Objective: For the records below, say how many lines contain the string "Подборы". Give the number only.

Task data:
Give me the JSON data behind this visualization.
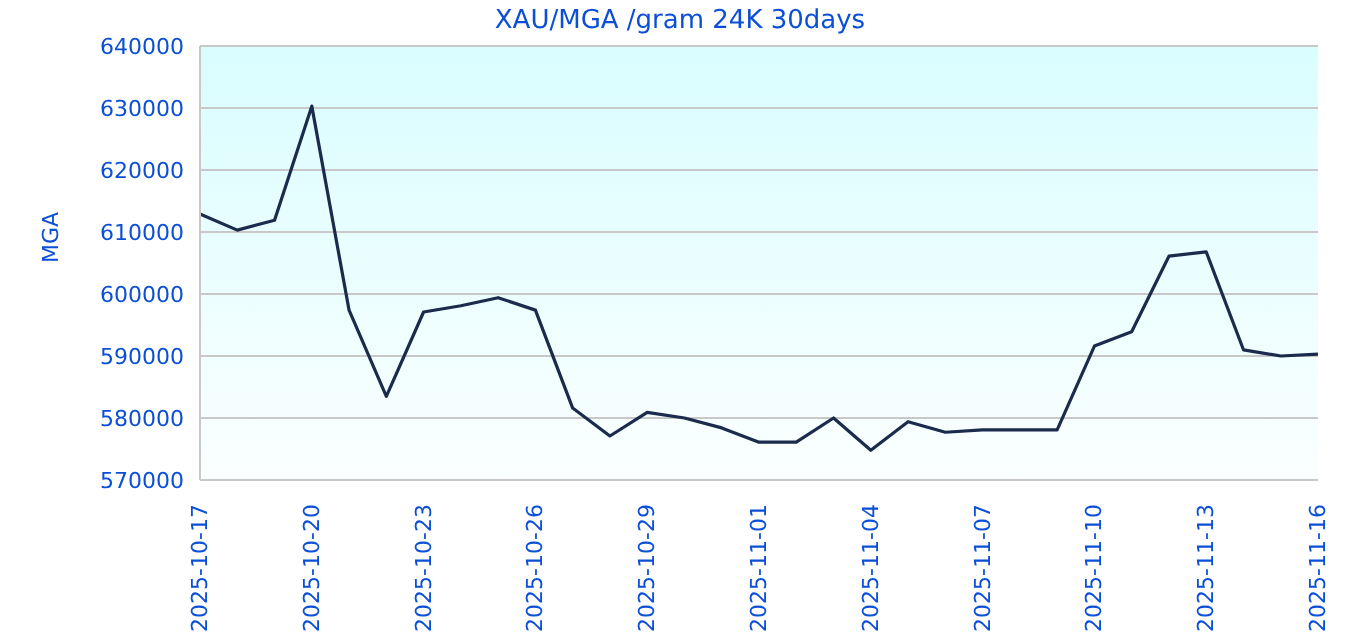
{
  "chart_data": {
    "type": "line",
    "title": "XAU/MGA /gram 24K 30days",
    "ylabel": "MGA",
    "x": [
      "2025-10-17",
      "2025-10-18",
      "2025-10-19",
      "2025-10-20",
      "2025-10-21",
      "2025-10-22",
      "2025-10-23",
      "2025-10-24",
      "2025-10-25",
      "2025-10-26",
      "2025-10-27",
      "2025-10-28",
      "2025-10-29",
      "2025-10-30",
      "2025-10-31",
      "2025-11-01",
      "2025-11-02",
      "2025-11-03",
      "2025-11-04",
      "2025-11-05",
      "2025-11-06",
      "2025-11-07",
      "2025-11-08",
      "2025-11-09",
      "2025-11-10",
      "2025-11-11",
      "2025-11-12",
      "2025-11-13",
      "2025-11-14",
      "2025-11-15",
      "2025-11-16"
    ],
    "series": [
      {
        "color": "#1a2b4c",
        "values": [
          612900,
          610300,
          611900,
          630300,
          597400,
          583500,
          597100,
          598100,
          599400,
          597400,
          581600,
          577100,
          580900,
          580000,
          578400,
          576100,
          576100,
          580000,
          574800,
          579400,
          577700,
          578100,
          578100,
          578100,
          591600,
          593900,
          606100,
          606800,
          591000,
          590000,
          590300
        ]
      }
    ],
    "xlim": [
      "2025-10-17",
      "2025-11-16"
    ],
    "xticks": [
      "2025-10-17",
      "2025-10-20",
      "2025-10-23",
      "2025-10-26",
      "2025-10-29",
      "2025-11-01",
      "2025-11-04",
      "2025-11-07",
      "2025-11-10",
      "2025-11-13",
      "2025-11-16"
    ],
    "ylim": [
      570000,
      640000
    ],
    "yticks": [
      570000,
      580000,
      590000,
      600000,
      610000,
      620000,
      630000,
      640000
    ],
    "grid": "y",
    "legend": false,
    "marker": "none",
    "line_style": "solid"
  }
}
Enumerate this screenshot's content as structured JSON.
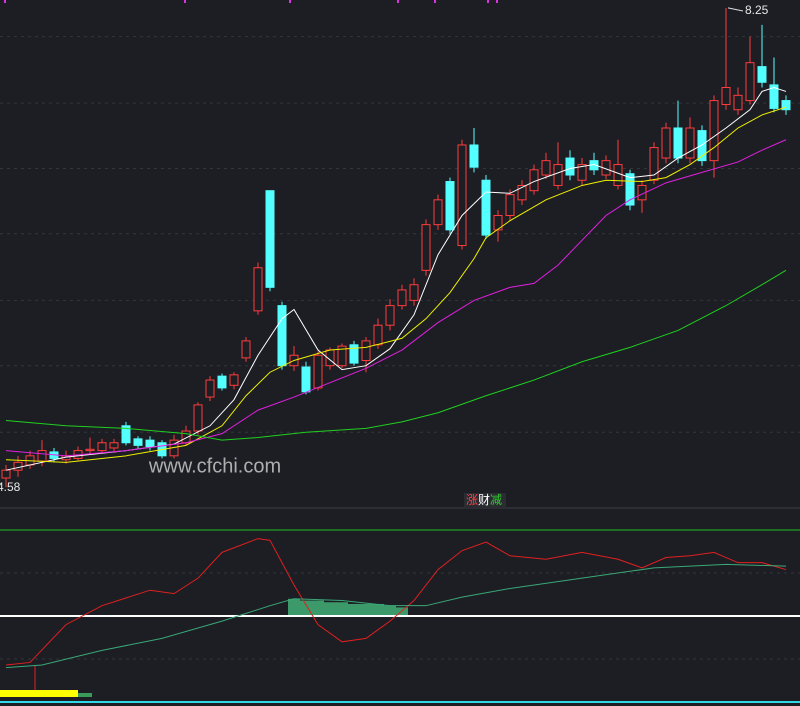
{
  "chart_data": [
    {
      "type": "candlestick",
      "ylim": [
        4.52,
        8.31
      ],
      "gridlines": [
        8.03,
        7.52,
        7.02,
        6.52,
        6.01,
        5.51,
        5.0
      ],
      "up_color": "#ff3c3c",
      "down_color": "#54ffff",
      "candles": [
        [
          4.65,
          4.75,
          4.58,
          4.71
        ],
        [
          4.71,
          4.82,
          4.66,
          4.77
        ],
        [
          4.75,
          4.86,
          4.72,
          4.82
        ],
        [
          4.78,
          4.94,
          4.74,
          4.86
        ],
        [
          4.85,
          4.88,
          4.77,
          4.8
        ],
        [
          4.79,
          4.86,
          4.76,
          4.82
        ],
        [
          4.8,
          4.89,
          4.78,
          4.86
        ],
        [
          4.86,
          4.96,
          4.83,
          4.87
        ],
        [
          4.86,
          4.95,
          4.84,
          4.92
        ],
        [
          4.88,
          4.95,
          4.85,
          4.92
        ],
        [
          5.05,
          5.08,
          4.9,
          4.92
        ],
        [
          4.95,
          4.97,
          4.87,
          4.9
        ],
        [
          4.94,
          4.97,
          4.86,
          4.89
        ],
        [
          4.92,
          4.94,
          4.8,
          4.82
        ],
        [
          4.82,
          4.98,
          4.8,
          4.94
        ],
        [
          4.92,
          5.05,
          4.9,
          5.01
        ],
        [
          5.01,
          5.23,
          4.98,
          5.21
        ],
        [
          5.27,
          5.43,
          5.24,
          5.4
        ],
        [
          5.43,
          5.45,
          5.32,
          5.34
        ],
        [
          5.36,
          5.46,
          5.33,
          5.44
        ],
        [
          5.57,
          5.73,
          5.54,
          5.7
        ],
        [
          5.93,
          6.3,
          5.9,
          6.26
        ],
        [
          6.85,
          6.85,
          6.08,
          6.11
        ],
        [
          5.97,
          6.0,
          5.48,
          5.51
        ],
        [
          5.51,
          5.66,
          5.47,
          5.59
        ],
        [
          5.5,
          5.54,
          5.29,
          5.31
        ],
        [
          5.34,
          5.62,
          5.32,
          5.59
        ],
        [
          5.51,
          5.65,
          5.48,
          5.63
        ],
        [
          5.51,
          5.68,
          5.49,
          5.66
        ],
        [
          5.67,
          5.7,
          5.51,
          5.53
        ],
        [
          5.55,
          5.73,
          5.46,
          5.7
        ],
        [
          5.67,
          5.87,
          5.64,
          5.82
        ],
        [
          5.82,
          6.02,
          5.78,
          5.97
        ],
        [
          5.97,
          6.13,
          5.94,
          6.09
        ],
        [
          6.01,
          6.18,
          5.97,
          6.13
        ],
        [
          6.24,
          6.63,
          6.2,
          6.59
        ],
        [
          6.59,
          6.82,
          6.55,
          6.78
        ],
        [
          6.92,
          6.95,
          6.52,
          6.55
        ],
        [
          6.43,
          7.24,
          6.4,
          7.2
        ],
        [
          7.2,
          7.33,
          6.99,
          7.03
        ],
        [
          6.93,
          6.97,
          6.48,
          6.51
        ],
        [
          6.55,
          6.7,
          6.46,
          6.66
        ],
        [
          6.66,
          6.86,
          6.62,
          6.82
        ],
        [
          6.78,
          6.93,
          6.74,
          6.89
        ],
        [
          6.85,
          7.05,
          6.82,
          7.01
        ],
        [
          6.97,
          7.14,
          6.94,
          7.08
        ],
        [
          6.89,
          7.22,
          6.86,
          7.05
        ],
        [
          7.1,
          7.16,
          6.93,
          6.97
        ],
        [
          6.93,
          7.1,
          6.89,
          7.05
        ],
        [
          7.08,
          7.14,
          6.97,
          7.01
        ],
        [
          6.97,
          7.12,
          6.94,
          7.08
        ],
        [
          6.89,
          7.24,
          6.86,
          7.05
        ],
        [
          6.98,
          7.01,
          6.7,
          6.74
        ],
        [
          6.78,
          6.93,
          6.68,
          6.89
        ],
        [
          6.93,
          7.22,
          6.9,
          7.18
        ],
        [
          7.1,
          7.37,
          7.06,
          7.33
        ],
        [
          7.33,
          7.54,
          7.06,
          7.1
        ],
        [
          7.1,
          7.41,
          7.06,
          7.33
        ],
        [
          7.31,
          7.35,
          7.04,
          7.08
        ],
        [
          7.08,
          7.58,
          6.95,
          7.54
        ],
        [
          7.51,
          8.25,
          7.47,
          7.64
        ],
        [
          7.47,
          7.64,
          7.43,
          7.58
        ],
        [
          7.54,
          8.03,
          7.51,
          7.83
        ],
        [
          7.8,
          8.12,
          7.64,
          7.68
        ],
        [
          7.66,
          7.87,
          7.45,
          7.48
        ],
        [
          7.54,
          7.58,
          7.43,
          7.47
        ]
      ],
      "series": [
        {
          "color": "#ffffff",
          "x": [
            0,
            5,
            10,
            14,
            17,
            19,
            21,
            23,
            24,
            26,
            28,
            30,
            32,
            34,
            36,
            38,
            40,
            42,
            44,
            47,
            49,
            52,
            54,
            56,
            58,
            60,
            62,
            63,
            64,
            65
          ],
          "values": [
            4.71,
            4.81,
            4.86,
            4.91,
            5.05,
            5.25,
            5.59,
            5.87,
            5.94,
            5.63,
            5.48,
            5.51,
            5.64,
            5.9,
            6.36,
            6.66,
            6.84,
            6.83,
            6.92,
            7.02,
            7.05,
            6.95,
            6.97,
            7.1,
            7.2,
            7.33,
            7.47,
            7.61,
            7.64,
            7.61
          ]
        },
        {
          "color": "#f0f000",
          "x": [
            0,
            5,
            10,
            15,
            18,
            20,
            22,
            24,
            27,
            30,
            33,
            35,
            37,
            39,
            40,
            42,
            45,
            48,
            50,
            53,
            55,
            57,
            59,
            61,
            63,
            65
          ],
          "values": [
            4.79,
            4.77,
            4.82,
            4.9,
            5.05,
            5.28,
            5.46,
            5.55,
            5.63,
            5.65,
            5.72,
            5.87,
            6.07,
            6.33,
            6.49,
            6.62,
            6.78,
            6.89,
            6.93,
            6.92,
            6.95,
            7.05,
            7.18,
            7.33,
            7.43,
            7.49
          ]
        },
        {
          "color": "#e020e0",
          "x": [
            0,
            5,
            10,
            15,
            18,
            21,
            24,
            27,
            30,
            33,
            36,
            39,
            42,
            44,
            46,
            48,
            50,
            52,
            55,
            58,
            61,
            63,
            65
          ],
          "values": [
            4.86,
            4.82,
            4.86,
            4.92,
            4.99,
            5.17,
            5.27,
            5.38,
            5.49,
            5.63,
            5.84,
            6.01,
            6.11,
            6.14,
            6.28,
            6.47,
            6.66,
            6.78,
            6.91,
            6.99,
            7.07,
            7.16,
            7.24
          ]
        },
        {
          "color": "#20d020",
          "x": [
            0,
            5,
            10,
            15,
            18,
            21,
            25,
            30,
            33,
            36,
            40,
            44,
            48,
            52,
            56,
            60,
            63,
            65
          ],
          "values": [
            5.09,
            5.05,
            5.03,
            4.99,
            4.94,
            4.96,
            5.0,
            5.03,
            5.08,
            5.15,
            5.28,
            5.4,
            5.54,
            5.65,
            5.78,
            5.97,
            6.13,
            6.24
          ]
        }
      ]
    },
    {
      "type": "line",
      "title_chars": [
        "涨",
        "财",
        "减"
      ],
      "title_colors": [
        "#ff4040",
        "#ffffff",
        "#33cc33"
      ],
      "ylim": [
        0,
        100
      ],
      "gridlines": [
        25,
        75
      ],
      "reference": 50,
      "series": [
        {
          "color": "#e02020",
          "x": [
            0,
            2,
            5,
            8,
            12,
            14,
            16,
            18,
            21,
            22,
            24,
            26,
            28,
            30,
            32,
            34,
            36,
            38,
            40,
            42,
            45,
            48,
            51,
            53,
            55,
            57,
            59,
            61,
            63,
            65
          ],
          "values": [
            21.5,
            23,
            45,
            56,
            65,
            63,
            72,
            87,
            95,
            94,
            68,
            45,
            35,
            37,
            47,
            59,
            77,
            88,
            93,
            85,
            83,
            87,
            83,
            78,
            84,
            85,
            87,
            81,
            81,
            77
          ]
        },
        {
          "color": "#3aa878",
          "x": [
            0,
            3,
            8,
            13,
            18,
            22,
            24,
            28,
            32,
            35,
            38,
            42,
            48,
            54,
            60,
            65
          ],
          "values": [
            20,
            21.5,
            30,
            37,
            47,
            56,
            60,
            59,
            56,
            56,
            61,
            66,
            72,
            78,
            80,
            79
          ]
        }
      ],
      "bars": {
        "color": "#3c9a6a",
        "x": [
          24,
          25,
          26,
          27,
          28,
          29,
          30,
          31,
          32,
          33
        ],
        "values": [
          60,
          59,
          59,
          58,
          58,
          57,
          57,
          57,
          56,
          55
        ]
      }
    }
  ],
  "watermark": "www.cfchi.com"
}
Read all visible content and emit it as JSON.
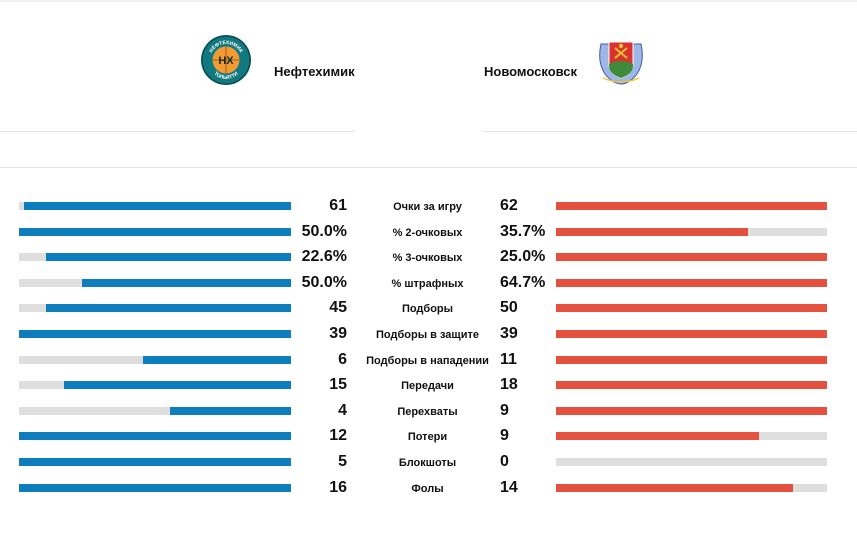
{
  "home": {
    "name": "Нефтехимик",
    "logo_text_top": "НЕФТЕХИМИК",
    "logo_text_bottom": "ТОЛЬЯТТИ",
    "logo_mark": "НХ",
    "color": "#0e7dbd"
  },
  "away": {
    "name": "Новомосковск",
    "color": "#e4513f",
    "logo": "city-coat-of-arms"
  },
  "stats": [
    {
      "label": "Очки за игру",
      "home": "61",
      "away": "62",
      "home_ratio": 0.98,
      "away_ratio": 1.0
    },
    {
      "label": "% 2-очковых",
      "home": "50.0%",
      "away": "35.7%",
      "home_ratio": 1.0,
      "away_ratio": 0.71
    },
    {
      "label": "% 3-очковых",
      "home": "22.6%",
      "away": "25.0%",
      "home_ratio": 0.9,
      "away_ratio": 1.0
    },
    {
      "label": "% штрафных",
      "home": "50.0%",
      "away": "64.7%",
      "home_ratio": 0.77,
      "away_ratio": 1.0
    },
    {
      "label": "Подборы",
      "home": "45",
      "away": "50",
      "home_ratio": 0.9,
      "away_ratio": 1.0
    },
    {
      "label": "Подборы в защите",
      "home": "39",
      "away": "39",
      "home_ratio": 1.0,
      "away_ratio": 1.0
    },
    {
      "label": "Подборы в нападении",
      "home": "6",
      "away": "11",
      "home_ratio": 0.545,
      "away_ratio": 1.0
    },
    {
      "label": "Передачи",
      "home": "15",
      "away": "18",
      "home_ratio": 0.833,
      "away_ratio": 1.0
    },
    {
      "label": "Перехваты",
      "home": "4",
      "away": "9",
      "home_ratio": 0.444,
      "away_ratio": 1.0
    },
    {
      "label": "Потери",
      "home": "12",
      "away": "9",
      "home_ratio": 1.0,
      "away_ratio": 0.75
    },
    {
      "label": "Блокшоты",
      "home": "5",
      "away": "0",
      "home_ratio": 1.0,
      "away_ratio": 0.0
    },
    {
      "label": "Фолы",
      "home": "16",
      "away": "14",
      "home_ratio": 1.0,
      "away_ratio": 0.875
    }
  ]
}
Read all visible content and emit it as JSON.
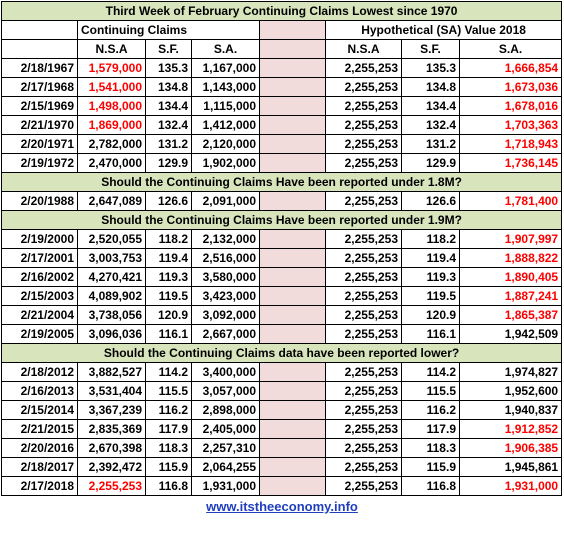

The response: 3